■ TASK DIRECTIONS ■
Provide only the number of lines in the data below that contain the string "hyperamia".

■ ■ ■ ■ ■

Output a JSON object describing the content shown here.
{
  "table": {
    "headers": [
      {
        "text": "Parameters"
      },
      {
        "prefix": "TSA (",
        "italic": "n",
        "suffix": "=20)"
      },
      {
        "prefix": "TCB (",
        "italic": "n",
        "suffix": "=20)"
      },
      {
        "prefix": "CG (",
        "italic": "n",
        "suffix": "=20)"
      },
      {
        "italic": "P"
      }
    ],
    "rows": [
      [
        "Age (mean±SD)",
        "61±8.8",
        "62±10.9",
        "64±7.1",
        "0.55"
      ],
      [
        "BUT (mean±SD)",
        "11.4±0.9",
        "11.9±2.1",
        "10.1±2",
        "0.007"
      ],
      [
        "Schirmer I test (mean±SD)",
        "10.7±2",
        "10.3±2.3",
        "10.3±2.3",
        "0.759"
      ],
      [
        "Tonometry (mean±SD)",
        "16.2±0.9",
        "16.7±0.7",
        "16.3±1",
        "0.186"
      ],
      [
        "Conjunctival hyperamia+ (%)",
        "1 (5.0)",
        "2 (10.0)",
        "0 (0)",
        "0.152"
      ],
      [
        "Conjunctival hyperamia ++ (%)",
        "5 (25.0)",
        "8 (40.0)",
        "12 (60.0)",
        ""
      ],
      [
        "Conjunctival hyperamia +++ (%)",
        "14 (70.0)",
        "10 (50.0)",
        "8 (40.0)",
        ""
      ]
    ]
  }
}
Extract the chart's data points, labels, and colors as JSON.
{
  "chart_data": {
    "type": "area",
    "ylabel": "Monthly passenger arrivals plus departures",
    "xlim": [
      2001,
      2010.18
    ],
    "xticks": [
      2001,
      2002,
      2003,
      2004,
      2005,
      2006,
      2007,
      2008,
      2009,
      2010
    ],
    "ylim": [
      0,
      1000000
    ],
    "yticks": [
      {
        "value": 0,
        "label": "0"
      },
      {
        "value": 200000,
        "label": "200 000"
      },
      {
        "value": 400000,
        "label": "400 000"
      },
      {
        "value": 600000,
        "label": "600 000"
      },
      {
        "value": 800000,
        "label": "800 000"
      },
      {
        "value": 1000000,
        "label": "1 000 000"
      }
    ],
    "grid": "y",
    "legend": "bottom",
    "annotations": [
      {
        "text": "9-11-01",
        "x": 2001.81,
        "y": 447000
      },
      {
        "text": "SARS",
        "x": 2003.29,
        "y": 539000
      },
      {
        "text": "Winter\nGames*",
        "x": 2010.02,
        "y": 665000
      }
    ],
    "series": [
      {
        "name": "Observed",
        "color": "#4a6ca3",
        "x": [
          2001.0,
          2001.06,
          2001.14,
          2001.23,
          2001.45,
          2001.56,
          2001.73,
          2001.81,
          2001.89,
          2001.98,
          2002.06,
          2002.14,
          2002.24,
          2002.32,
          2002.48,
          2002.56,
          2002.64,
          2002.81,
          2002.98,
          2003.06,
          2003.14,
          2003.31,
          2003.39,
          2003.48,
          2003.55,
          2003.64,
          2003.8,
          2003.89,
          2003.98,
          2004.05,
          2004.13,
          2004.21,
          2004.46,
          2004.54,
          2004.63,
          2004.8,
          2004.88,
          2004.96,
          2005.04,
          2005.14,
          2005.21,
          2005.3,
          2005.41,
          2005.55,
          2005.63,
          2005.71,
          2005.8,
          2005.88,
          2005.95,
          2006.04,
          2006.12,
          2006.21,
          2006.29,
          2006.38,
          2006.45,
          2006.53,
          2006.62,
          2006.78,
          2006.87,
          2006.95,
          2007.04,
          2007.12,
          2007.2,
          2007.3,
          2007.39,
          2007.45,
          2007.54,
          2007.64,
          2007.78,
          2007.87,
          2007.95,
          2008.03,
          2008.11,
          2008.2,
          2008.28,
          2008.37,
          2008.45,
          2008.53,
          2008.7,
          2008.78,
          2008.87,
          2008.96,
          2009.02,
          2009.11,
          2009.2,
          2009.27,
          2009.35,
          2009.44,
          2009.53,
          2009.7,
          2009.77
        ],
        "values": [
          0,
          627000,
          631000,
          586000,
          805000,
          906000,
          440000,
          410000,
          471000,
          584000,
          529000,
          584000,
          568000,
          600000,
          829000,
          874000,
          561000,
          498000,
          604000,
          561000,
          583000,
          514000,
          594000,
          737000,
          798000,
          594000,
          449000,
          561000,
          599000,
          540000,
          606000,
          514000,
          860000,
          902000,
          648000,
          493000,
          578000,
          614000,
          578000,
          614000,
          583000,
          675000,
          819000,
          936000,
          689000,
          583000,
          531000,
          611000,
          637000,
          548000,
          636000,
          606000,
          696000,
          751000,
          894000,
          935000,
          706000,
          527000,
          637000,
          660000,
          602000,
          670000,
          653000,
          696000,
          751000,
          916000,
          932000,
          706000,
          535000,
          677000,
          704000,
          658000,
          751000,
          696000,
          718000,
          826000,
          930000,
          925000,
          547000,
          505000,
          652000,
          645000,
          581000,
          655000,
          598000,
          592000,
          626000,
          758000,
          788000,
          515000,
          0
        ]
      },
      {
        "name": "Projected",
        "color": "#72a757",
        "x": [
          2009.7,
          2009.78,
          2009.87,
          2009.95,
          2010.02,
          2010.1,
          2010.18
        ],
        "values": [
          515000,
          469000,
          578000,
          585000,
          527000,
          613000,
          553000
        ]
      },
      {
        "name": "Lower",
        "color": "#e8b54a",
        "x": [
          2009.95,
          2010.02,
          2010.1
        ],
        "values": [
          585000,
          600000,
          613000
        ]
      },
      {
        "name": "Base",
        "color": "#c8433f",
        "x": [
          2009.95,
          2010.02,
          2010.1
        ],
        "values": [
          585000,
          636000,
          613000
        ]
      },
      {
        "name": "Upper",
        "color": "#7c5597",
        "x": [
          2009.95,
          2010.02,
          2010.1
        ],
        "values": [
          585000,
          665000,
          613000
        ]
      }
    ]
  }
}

■ ■ ■ ■ ■

■ REPLY ■
3